Task details ▸ Look through the data below and count each line where the word "slaughterhouse" appears. Reply with the count alone.

_____

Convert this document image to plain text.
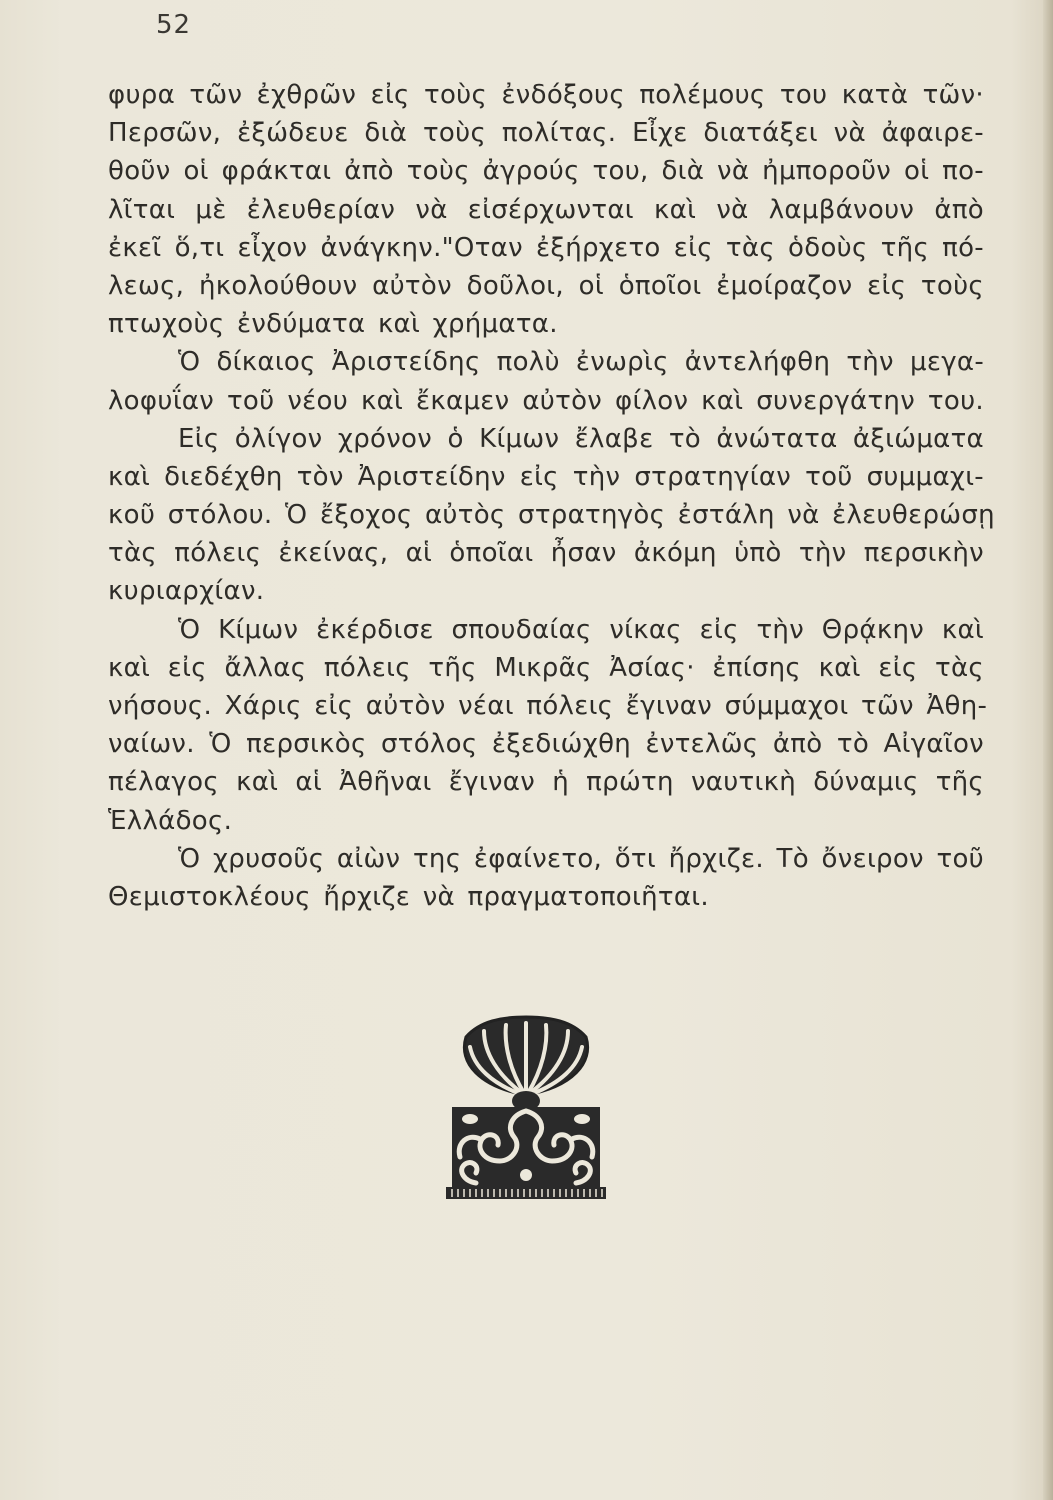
52
φυρα τῶν ἐχθρῶν εἰς τοὺς ἐνδόξους πολέμους του κατὰ τῶν·
Περσῶν, ἐξώδευε διὰ τοὺς πολίτας. Εἶχε διατάξει νὰ ἀφαιρε-
θοῦν οἱ φράκται ἀπὸ τοὺς ἀγρούς του, διὰ νὰ ἠμποροῦν οἱ πο-
λῖται μὲ ἐλευθερίαν νὰ εἰσέρχωνται καὶ νὰ λαμβάνουν ἀπὸ
ἐκεῖ ὅ,τι εἶχον ἀνάγκην."Οταν ἐξήρχετο εἰς τὰς ὁδοὺς τῆς πό-
λεως, ἠκολούθουν αὐτὸν δοῦλοι, οἱ ὁποῖοι ἐμοίραζον εἰς τοὺς
πτωχοὺς ἐνδύματα καὶ χρήματα.
Ὁ δίκαιος Ἀριστείδης πολὺ ἐνωρὶς ἀντελήφθη τὴν μεγα-
λοφυΐαν τοῦ νέου καὶ ἔκαμεν αὐτὸν φίλον καὶ συνεργάτην του.
Εἰς ὀλίγον χρόνον ὁ Κίμων ἔλαβε τὸ ἀνώτατα ἀξιώματα
καὶ διεδέχθη τὸν Ἀριστείδην εἰς τὴν στρατηγίαν τοῦ συμμαχι-
κοῦ στόλου. Ὁ ἔξοχος αὐτὸς στρατηγὸς ἐστάλη νὰ ἐλευθερώσῃ
τὰς πόλεις ἐκείνας, αἱ ὁποῖαι ἦσαν ἀκόμη ὑπὸ τὴν περσικὴν
κυριαρχίαν.
Ὁ Κίμων ἐκέρδισε σπουδαίας νίκας εἰς τὴν Θρᾴκην καὶ
καὶ εἰς ἄλλας πόλεις τῆς Μικρᾶς Ἀσίας· ἐπίσης καὶ εἰς τὰς
νήσους. Χάρις εἰς αὐτὸν νέαι πόλεις ἔγιναν σύμμαχοι τῶν Ἀθη-
ναίων. Ὁ περσικὸς στόλος ἐξεδιώχθη ἐντελῶς ἀπὸ τὸ Αἰγαῖον
πέλαγος καὶ αἱ Ἀθῆναι ἔγιναν ἡ πρώτη ναυτικὴ δύναμις τῆς
Ἑλλάδος.
Ὁ χρυσοῦς αἰὼν της ἐφαίνετο, ὅτι ἤρχιζε. Τὸ ὄνειρον τοῦ
Θεμιστοκλέους ἤρχιζε νὰ πραγματοποιῆται.
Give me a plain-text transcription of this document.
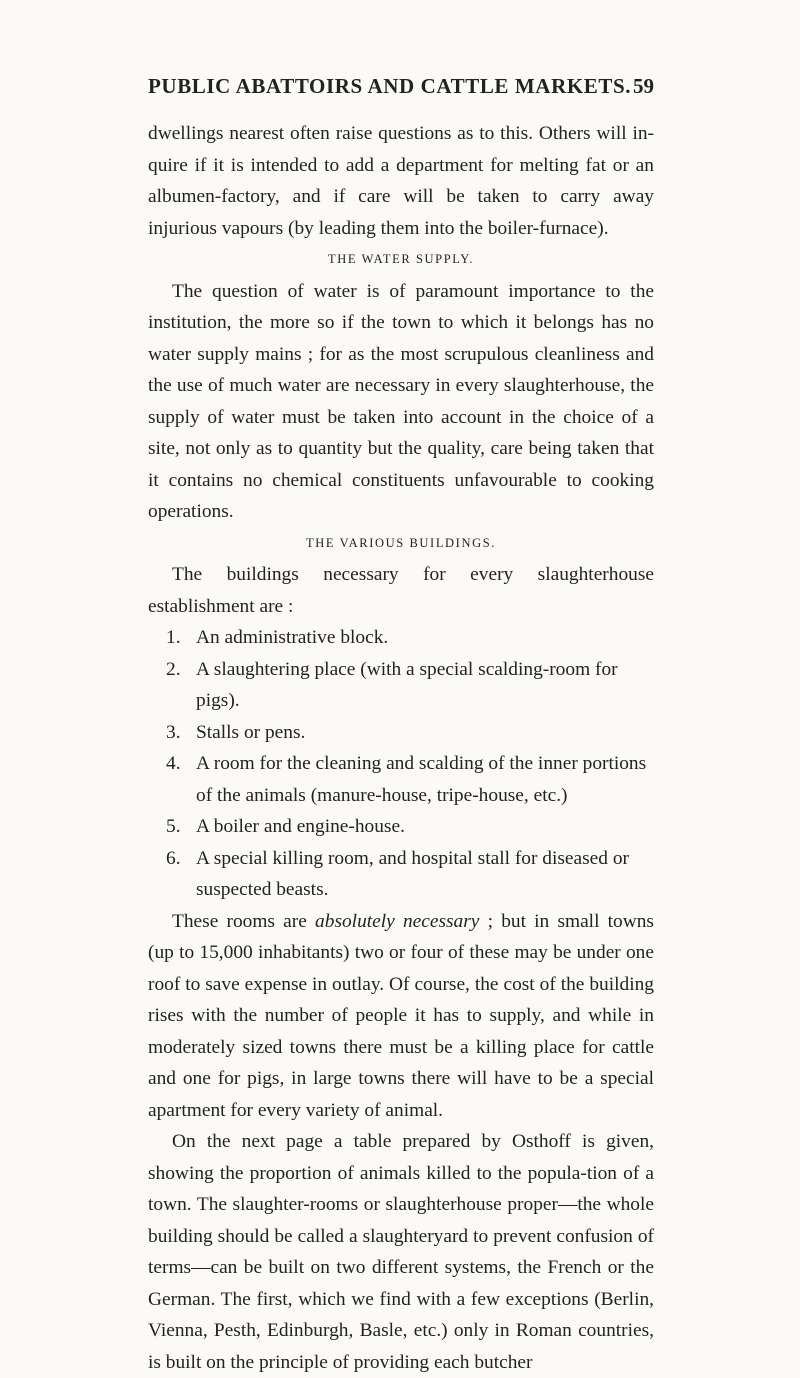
PUBLIC ABATTOIRS AND CATTLE MARKETS. 59

dwellings nearest often raise questions as to this. Others will in-quire if it is intended to add a department for melting fat or an albumen-factory, and if care will be taken to carry away injurious vapours (by leading them into the boiler-furnace).

THE WATER SUPPLY.

The question of water is of paramount importance to the institution, the more so if the town to which it belongs has no water supply mains ; for as the most scrupulous cleanliness and the use of much water are necessary in every slaughterhouse, the supply of water must be taken into account in the choice of a site, not only as to quantity but the quality, care being taken that it contains no chemical constituents unfavourable to cooking operations.

THE VARIOUS BUILDINGS.

The buildings necessary for every slaughterhouse establishment are :

1. An administrative block.
2. A slaughtering place (with a special scalding-room for pigs).
3. Stalls or pens.
4. A room for the cleaning and scalding of the inner portions of the animals (manure-house, tripe-house, etc.)
5. A boiler and engine-house.
6. A special killing room, and hospital stall for diseased or suspected beasts.

These rooms are absolutely necessary ; but in small towns (up to 15,000 inhabitants) two or four of these may be under one roof to save expense in outlay. Of course, the cost of the building rises with the number of people it has to supply, and while in moderately sized towns there must be a killing place for cattle and one for pigs, in large towns there will have to be a special apartment for every variety of animal.

On the next page a table prepared by Osthoff is given, showing the proportion of animals killed to the popula-tion of a town. The slaughter-rooms or slaughterhouse proper—the whole building should be called a slaughteryard to prevent confusion of terms—can be built on two different systems, the French or the German. The first, which we find with a few exceptions (Berlin, Vienna, Pesth, Edinburgh, Basle, etc.) only in Roman countries, is built on the principle of providing each butcher
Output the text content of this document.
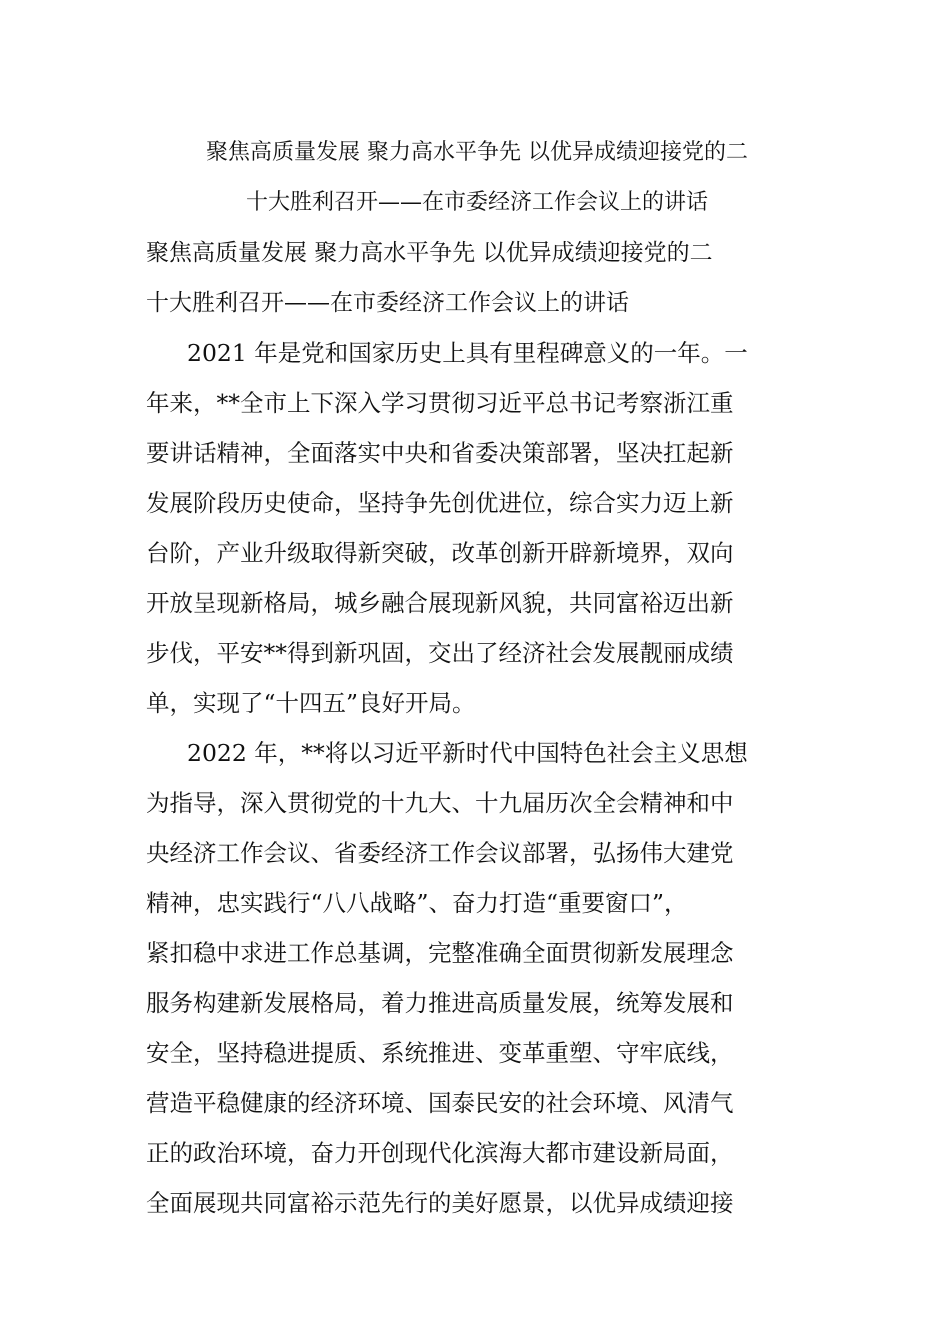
聚焦高质量发展 聚力高水平争先 以优异成绩迎接党的二

十大胜利召开——在市委经济工作会议上的讲话

聚焦高质量发展 聚力高水平争先 以优异成绩迎接党的二

十大胜利召开——在市委经济工作会议上的讲话

2021 年是党和国家历史上具有里程碑意义的一年。一
年来，**全市上下深入学习贯彻习近平总书记考察浙江重
要讲话精神，全面落实中央和省委决策部署，坚决扛起新
发展阶段历史使命，坚持争先创优进位，综合实力迈上新
台阶，产业升级取得新突破，改革创新开辟新境界，双向
开放呈现新格局，城乡融合展现新风貌，共同富裕迈出新
步伐，平安**得到新巩固，交出了经济社会发展靓丽成绩
单，实现了“十四五”良好开局。
2022 年，**将以习近平新时代中国特色社会主义思想
为指导，深入贯彻党的十九大、十九届历次全会精神和中
央经济工作会议、省委经济工作会议部署，弘扬伟大建党
精神，忠实践行“八八战略”、奋力打造“重要窗口”，
紧扣稳中求进工作总基调，完整准确全面贯彻新发展理念
服务构建新发展格局，着力推进高质量发展，统筹发展和
安全，坚持稳进提质、系统推进、变革重塑、守牢底线，
营造平稳健康的经济环境、国泰民安的社会环境、风清气
正的政治环境，奋力开创现代化滨海大都市建设新局面，
全面展现共同富裕示范先行的美好愿景，以优异成绩迎接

_____

In response ▸ 3